(begin)
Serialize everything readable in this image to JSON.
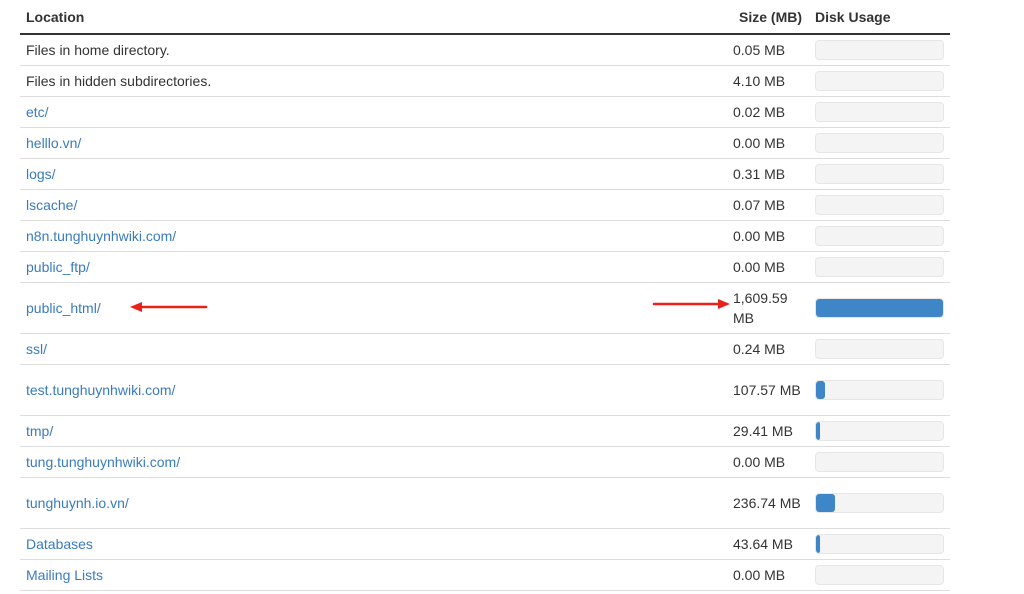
{
  "headers": {
    "location": "Location",
    "size": "Size (MB)",
    "usage": "Disk Usage"
  },
  "rows": [
    {
      "location": "Files in home directory.",
      "size": "0.05 MB",
      "usage": 0.0,
      "link": false
    },
    {
      "location": "Files in hidden subdirectories.",
      "size": "4.10 MB",
      "usage": 0.0025,
      "link": false
    },
    {
      "location": "etc/",
      "size": "0.02 MB",
      "usage": 0.0,
      "link": true
    },
    {
      "location": "helllo.vn/",
      "size": "0.00 MB",
      "usage": 0.0,
      "link": true
    },
    {
      "location": "logs/",
      "size": "0.31 MB",
      "usage": 0.0002,
      "link": true
    },
    {
      "location": "lscache/",
      "size": "0.07 MB",
      "usage": 0.0,
      "link": true
    },
    {
      "location": "n8n.tunghuynhwiki.com/",
      "size": "0.00 MB",
      "usage": 0.0,
      "link": true
    },
    {
      "location": "public_ftp/",
      "size": "0.00 MB",
      "usage": 0.0,
      "link": true
    },
    {
      "location": "public_html/",
      "size": "1,609.59 MB",
      "usage": 1.0,
      "link": true
    },
    {
      "location": "ssl/",
      "size": "0.24 MB",
      "usage": 0.0001,
      "link": true
    },
    {
      "location": "test.tunghuynhwiki.com/",
      "size": "107.57 MB",
      "usage": 0.067,
      "link": true
    },
    {
      "location": "tmp/",
      "size": "29.41 MB",
      "usage": 0.018,
      "link": true
    },
    {
      "location": "tung.tunghuynhwiki.com/",
      "size": "0.00 MB",
      "usage": 0.0,
      "link": true
    },
    {
      "location": "tunghuynh.io.vn/",
      "size": "236.74 MB",
      "usage": 0.147,
      "link": true
    },
    {
      "location": "Databases",
      "size": "43.64 MB",
      "usage": 0.027,
      "link": true
    },
    {
      "location": "Mailing Lists",
      "size": "0.00 MB",
      "usage": 0.0,
      "link": true
    }
  ],
  "colors": {
    "link": "#3a7bbf",
    "bar_fill": "#3f86c8",
    "bar_track": "#f4f4f4",
    "annotation_arrow": "#e8211b"
  }
}
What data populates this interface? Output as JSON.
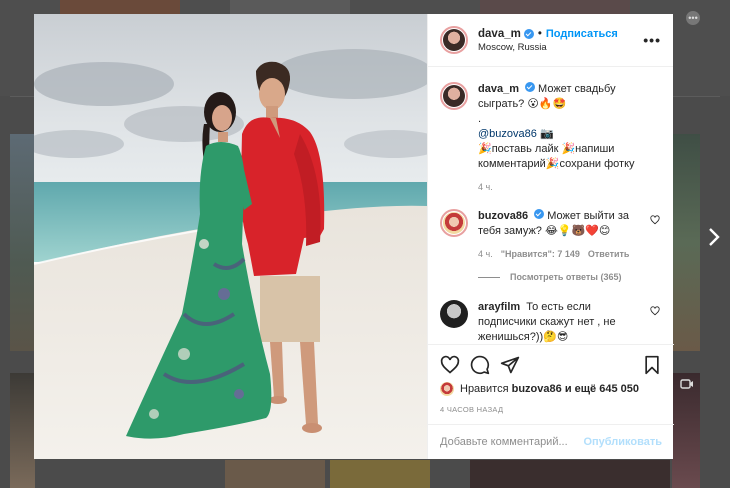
{
  "post": {
    "username": "dava_m",
    "follow_label": "Подписаться",
    "location": "Moscow, Russia"
  },
  "caption": {
    "username": "dava_m",
    "text": "Может свадьбу сыграть? 😮🔥🤩",
    "dot": ".",
    "mention": "@buzova86",
    "mention_emoji": "📷",
    "line2": "🎉поставь лайк 🎉напиши комментарий🎉сохрани фотку",
    "time": "4 ч."
  },
  "comments": [
    {
      "username": "buzova86",
      "text": "Может выйти за тебя замуж? 😂💡🐻❤️😊",
      "time": "4 ч.",
      "likes": "\"Нравится\": 7 149",
      "reply": "Ответить",
      "replies_label": "Посмотреть ответы (365)"
    },
    {
      "username": "arayfilm",
      "text": "То есть если подписчики скажут нет , не женишься?))🤔😎"
    }
  ],
  "likes": {
    "prefix": "Нравится",
    "user": "buzova86",
    "suffix": "и ещё 645 050"
  },
  "timestamp": "4 ЧАСОВ НАЗАД",
  "composer": {
    "placeholder": "Добавьте комментарий...",
    "post_label": "Опубликовать"
  },
  "colors": {
    "accent": "#0095f6",
    "verified": "#3897f0",
    "dress": "#2e9a6a",
    "shirt": "#d8232a"
  },
  "icons": [
    "more-icon",
    "heart-icon",
    "comment-icon",
    "share-icon",
    "bookmark-icon",
    "verified-icon",
    "next-arrow-icon"
  ]
}
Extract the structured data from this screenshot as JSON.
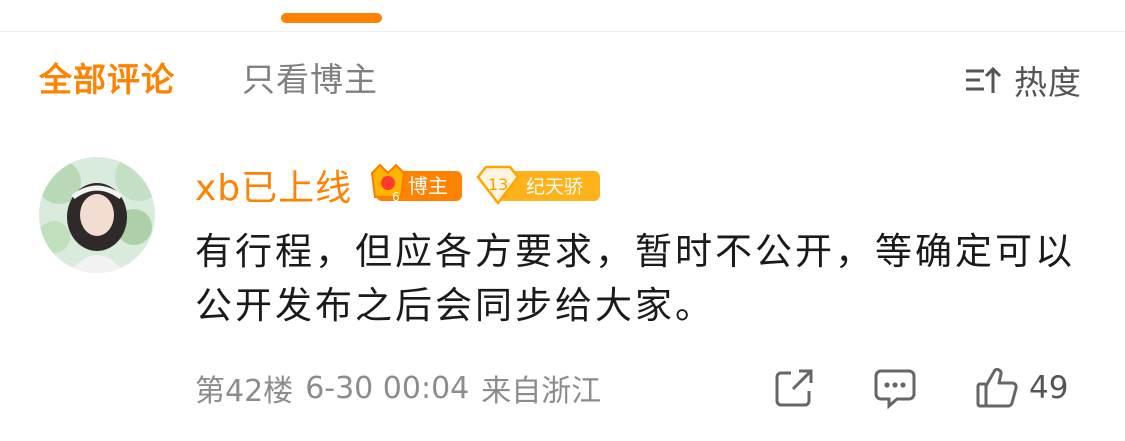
{
  "header": {
    "filters": [
      "全部评论",
      "只看博主"
    ],
    "sort_label": "热度"
  },
  "comment": {
    "username": "xb已上线",
    "badges": {
      "blogger_level": "6",
      "blogger_label": "博主",
      "fan_level": "13",
      "fan_label": "纪天骄"
    },
    "text": "有行程，但应各方要求，暂时不公开，等确定可以公开发布之后会同步给大家。",
    "floor": "第42楼",
    "datetime": "6-30 00:04",
    "location": "来自浙江",
    "like_count": "49"
  },
  "colors": {
    "accent": "#ff8200",
    "text": "#1a1a1a",
    "muted": "#8c8c8c"
  },
  "icons": [
    "sort-icon",
    "share-icon",
    "comment-icon",
    "like-icon",
    "crown-icon",
    "diamond-icon"
  ]
}
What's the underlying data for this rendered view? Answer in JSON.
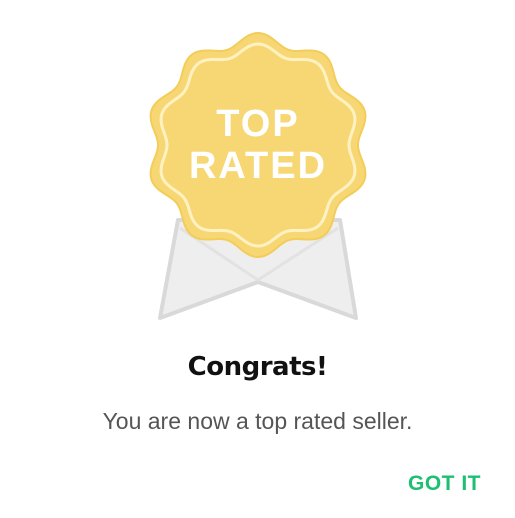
{
  "badge": {
    "line1": "TOP",
    "line2": "RATED",
    "colors": {
      "seal_fill": "#f7d774",
      "seal_inner": "#fbe08a",
      "ribbon_fill": "#eeeeee",
      "ribbon_stroke": "#d6d6d6",
      "text": "#ffffff"
    },
    "icon": "top-rated-badge-icon"
  },
  "dialog": {
    "title": "Congrats!",
    "message": "You are now a top rated seller.",
    "action_label": "GOT IT",
    "accent_color": "#1dbf73"
  }
}
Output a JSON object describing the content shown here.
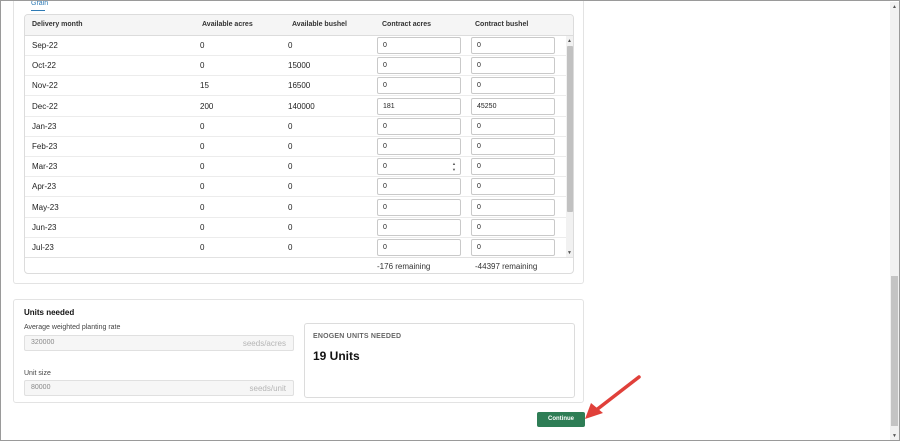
{
  "tab": {
    "label": "Grain"
  },
  "table": {
    "headers": {
      "delivery_month": "Delivery month",
      "available_acres": "Available acres",
      "available_bushel": "Available bushel",
      "contract_acres": "Contract acres",
      "contract_bushel": "Contract bushel"
    },
    "rows": [
      {
        "month": "Sep-22",
        "available_acres": "0",
        "available_bushel": "0",
        "contract_acres": "0",
        "contract_bushel": "0"
      },
      {
        "month": "Oct-22",
        "available_acres": "0",
        "available_bushel": "15000",
        "contract_acres": "0",
        "contract_bushel": "0"
      },
      {
        "month": "Nov-22",
        "available_acres": "15",
        "available_bushel": "16500",
        "contract_acres": "0",
        "contract_bushel": "0"
      },
      {
        "month": "Dec-22",
        "available_acres": "200",
        "available_bushel": "140000",
        "contract_acres": "181",
        "contract_bushel": "45250"
      },
      {
        "month": "Jan-23",
        "available_acres": "0",
        "available_bushel": "0",
        "contract_acres": "0",
        "contract_bushel": "0"
      },
      {
        "month": "Feb-23",
        "available_acres": "0",
        "available_bushel": "0",
        "contract_acres": "0",
        "contract_bushel": "0"
      },
      {
        "month": "Mar-23",
        "available_acres": "0",
        "available_bushel": "0",
        "contract_acres": "0",
        "contract_bushel": "0"
      },
      {
        "month": "Apr-23",
        "available_acres": "0",
        "available_bushel": "0",
        "contract_acres": "0",
        "contract_bushel": "0"
      },
      {
        "month": "May-23",
        "available_acres": "0",
        "available_bushel": "0",
        "contract_acres": "0",
        "contract_bushel": "0"
      },
      {
        "month": "Jun-23",
        "available_acres": "0",
        "available_bushel": "0",
        "contract_acres": "0",
        "contract_bushel": "0"
      },
      {
        "month": "Jul-23",
        "available_acres": "0",
        "available_bushel": "0",
        "contract_acres": "0",
        "contract_bushel": "0"
      }
    ],
    "footer": {
      "acres_remaining": "-176 remaining",
      "bushel_remaining": "-44397 remaining"
    }
  },
  "units": {
    "title": "Units needed",
    "planting_rate": {
      "label": "Average weighted planting rate",
      "value": "320000",
      "unit": "seeds/acres"
    },
    "unit_size": {
      "label": "Unit size",
      "value": "80000",
      "unit": "seeds/unit"
    },
    "enogen": {
      "label": "ENOGEN UNITS NEEDED",
      "value": "19 Units"
    }
  },
  "actions": {
    "continue_label": "Continue"
  },
  "colors": {
    "accent_green": "#2e7d55",
    "annotation_red": "#e0403a",
    "tab_blue": "#2e7bb5"
  },
  "icons": {
    "spinner": "spinner-icon",
    "arrow": "annotation-arrow-icon"
  }
}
(end)
#### Task to complete
Collect the lines of the data that carry the word "this".

#### Task solution
Serialize everything readable in this image to JSON.
What data populates this interface? Output as JSON.
Extract the structured data from this screenshot as JSON.
What's the underlying data for this rendered view? Answer in JSON.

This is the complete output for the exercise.